Repeat exactly each line of the data provided below.

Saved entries
-------------------------

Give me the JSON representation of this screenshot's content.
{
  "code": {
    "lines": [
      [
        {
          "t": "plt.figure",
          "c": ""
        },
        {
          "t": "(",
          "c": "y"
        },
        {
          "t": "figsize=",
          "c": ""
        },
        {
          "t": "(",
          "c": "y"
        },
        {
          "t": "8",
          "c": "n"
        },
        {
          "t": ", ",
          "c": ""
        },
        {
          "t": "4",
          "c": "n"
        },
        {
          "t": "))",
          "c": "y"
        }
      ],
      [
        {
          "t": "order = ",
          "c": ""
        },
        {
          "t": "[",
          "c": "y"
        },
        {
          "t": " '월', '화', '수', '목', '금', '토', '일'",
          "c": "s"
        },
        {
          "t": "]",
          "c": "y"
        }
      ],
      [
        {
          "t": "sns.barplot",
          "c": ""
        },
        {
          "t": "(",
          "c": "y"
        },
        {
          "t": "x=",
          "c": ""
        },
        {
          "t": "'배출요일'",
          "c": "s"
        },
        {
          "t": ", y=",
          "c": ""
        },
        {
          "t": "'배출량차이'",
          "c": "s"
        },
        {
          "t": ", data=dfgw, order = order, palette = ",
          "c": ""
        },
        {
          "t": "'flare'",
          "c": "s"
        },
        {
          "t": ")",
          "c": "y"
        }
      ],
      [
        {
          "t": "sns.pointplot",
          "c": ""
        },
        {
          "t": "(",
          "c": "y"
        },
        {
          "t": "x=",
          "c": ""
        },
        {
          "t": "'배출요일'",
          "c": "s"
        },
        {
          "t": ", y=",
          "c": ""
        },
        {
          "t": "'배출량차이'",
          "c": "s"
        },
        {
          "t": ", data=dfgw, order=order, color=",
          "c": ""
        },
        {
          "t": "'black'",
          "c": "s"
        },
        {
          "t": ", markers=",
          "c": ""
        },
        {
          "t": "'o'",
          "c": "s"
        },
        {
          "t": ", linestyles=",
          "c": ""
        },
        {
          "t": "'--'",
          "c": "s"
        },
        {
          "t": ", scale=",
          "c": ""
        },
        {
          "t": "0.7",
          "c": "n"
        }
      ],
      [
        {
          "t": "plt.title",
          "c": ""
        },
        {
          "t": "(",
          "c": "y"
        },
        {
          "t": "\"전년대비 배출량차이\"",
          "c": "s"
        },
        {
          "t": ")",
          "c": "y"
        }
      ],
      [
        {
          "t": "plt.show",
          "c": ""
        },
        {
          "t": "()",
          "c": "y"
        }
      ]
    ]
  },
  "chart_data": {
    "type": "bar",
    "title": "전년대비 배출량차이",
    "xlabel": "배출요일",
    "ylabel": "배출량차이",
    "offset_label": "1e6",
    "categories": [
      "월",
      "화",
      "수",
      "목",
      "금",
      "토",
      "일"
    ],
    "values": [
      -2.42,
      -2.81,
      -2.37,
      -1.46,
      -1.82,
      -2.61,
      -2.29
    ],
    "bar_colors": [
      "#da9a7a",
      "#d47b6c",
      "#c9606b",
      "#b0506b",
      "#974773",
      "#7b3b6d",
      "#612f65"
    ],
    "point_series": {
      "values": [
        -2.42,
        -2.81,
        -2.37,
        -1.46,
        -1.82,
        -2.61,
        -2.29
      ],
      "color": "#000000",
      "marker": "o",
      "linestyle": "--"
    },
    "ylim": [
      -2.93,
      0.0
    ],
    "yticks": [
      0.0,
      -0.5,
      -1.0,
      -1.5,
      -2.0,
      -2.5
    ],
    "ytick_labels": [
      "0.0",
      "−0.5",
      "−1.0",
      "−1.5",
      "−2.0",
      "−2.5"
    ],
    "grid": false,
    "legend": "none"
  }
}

-------------------------

Exercise result:
Give me the JSON representation of this screenshot's content.
{
  "code": {
    "lines": [
      [
        {
          "t": "plt.figure",
          "c": ""
        },
        {
          "t": "(",
          "c": "y"
        },
        {
          "t": "figsize=",
          "c": ""
        },
        {
          "t": "(",
          "c": "y"
        },
        {
          "t": "8",
          "c": "n"
        },
        {
          "t": ", ",
          "c": ""
        },
        {
          "t": "4",
          "c": "n"
        },
        {
          "t": "))",
          "c": "y"
        }
      ],
      [
        {
          "t": "order = ",
          "c": ""
        },
        {
          "t": "[",
          "c": "y"
        },
        {
          "t": " '월', '화', '수', '목', '금', '토', '일'",
          "c": "s"
        },
        {
          "t": "]",
          "c": "y"
        }
      ],
      [
        {
          "t": "sns.barplot",
          "c": ""
        },
        {
          "t": "(",
          "c": "y"
        },
        {
          "t": "x=",
          "c": ""
        },
        {
          "t": "'배출요일'",
          "c": "s"
        },
        {
          "t": ", y=",
          "c": ""
        },
        {
          "t": "'배출량차이'",
          "c": "s"
        },
        {
          "t": ", data=dfgw, order = order, palette = ",
          "c": ""
        },
        {
          "t": "'flare'",
          "c": "s"
        },
        {
          "t": ")",
          "c": "y"
        }
      ],
      [
        {
          "t": "sns.pointplot",
          "c": ""
        },
        {
          "t": "(",
          "c": "y"
        },
        {
          "t": "x=",
          "c": ""
        },
        {
          "t": "'배출요일'",
          "c": "s"
        },
        {
          "t": ", y=",
          "c": ""
        },
        {
          "t": "'배출량차이'",
          "c": "s"
        },
        {
          "t": ", data=dfgw, order=order, color=",
          "c": ""
        },
        {
          "t": "'black'",
          "c": "s"
        },
        {
          "t": ", markers=",
          "c": ""
        },
        {
          "t": "'o'",
          "c": "s"
        },
        {
          "t": ", linestyles=",
          "c": ""
        },
        {
          "t": "'--'",
          "c": "s"
        },
        {
          "t": ", scale=",
          "c": ""
        },
        {
          "t": "0.7",
          "c": "n"
        }
      ],
      [
        {
          "t": "plt.title",
          "c": ""
        },
        {
          "t": "(",
          "c": "y"
        },
        {
          "t": "\"전년대비 배출량차이\"",
          "c": "s"
        },
        {
          "t": ")",
          "c": "y"
        }
      ],
      [
        {
          "t": "plt.show",
          "c": ""
        },
        {
          "t": "()",
          "c": "y"
        }
      ]
    ]
  },
  "chart_data": {
    "type": "bar",
    "title": "전년대비 배출량차이",
    "xlabel": "배출요일",
    "ylabel": "배출량차이",
    "offset_label": "1e6",
    "categories": [
      "월",
      "화",
      "수",
      "목",
      "금",
      "토",
      "일"
    ],
    "values": [
      -2.42,
      -2.81,
      -2.37,
      -1.46,
      -1.82,
      -2.61,
      -2.29
    ],
    "bar_colors": [
      "#da9a7a",
      "#d47b6c",
      "#c9606b",
      "#b0506b",
      "#974773",
      "#7b3b6d",
      "#612f65"
    ],
    "point_series": {
      "values": [
        -2.42,
        -2.81,
        -2.37,
        -1.46,
        -1.82,
        -2.61,
        -2.29
      ],
      "color": "#000000",
      "marker": "o",
      "linestyle": "--"
    },
    "ylim": [
      -2.93,
      0.0
    ],
    "yticks": [
      0.0,
      -0.5,
      -1.0,
      -1.5,
      -2.0,
      -2.5
    ],
    "ytick_labels": [
      "0.0",
      "−0.5",
      "−1.0",
      "−1.5",
      "−2.0",
      "−2.5"
    ],
    "grid": false,
    "legend": "none"
  }
}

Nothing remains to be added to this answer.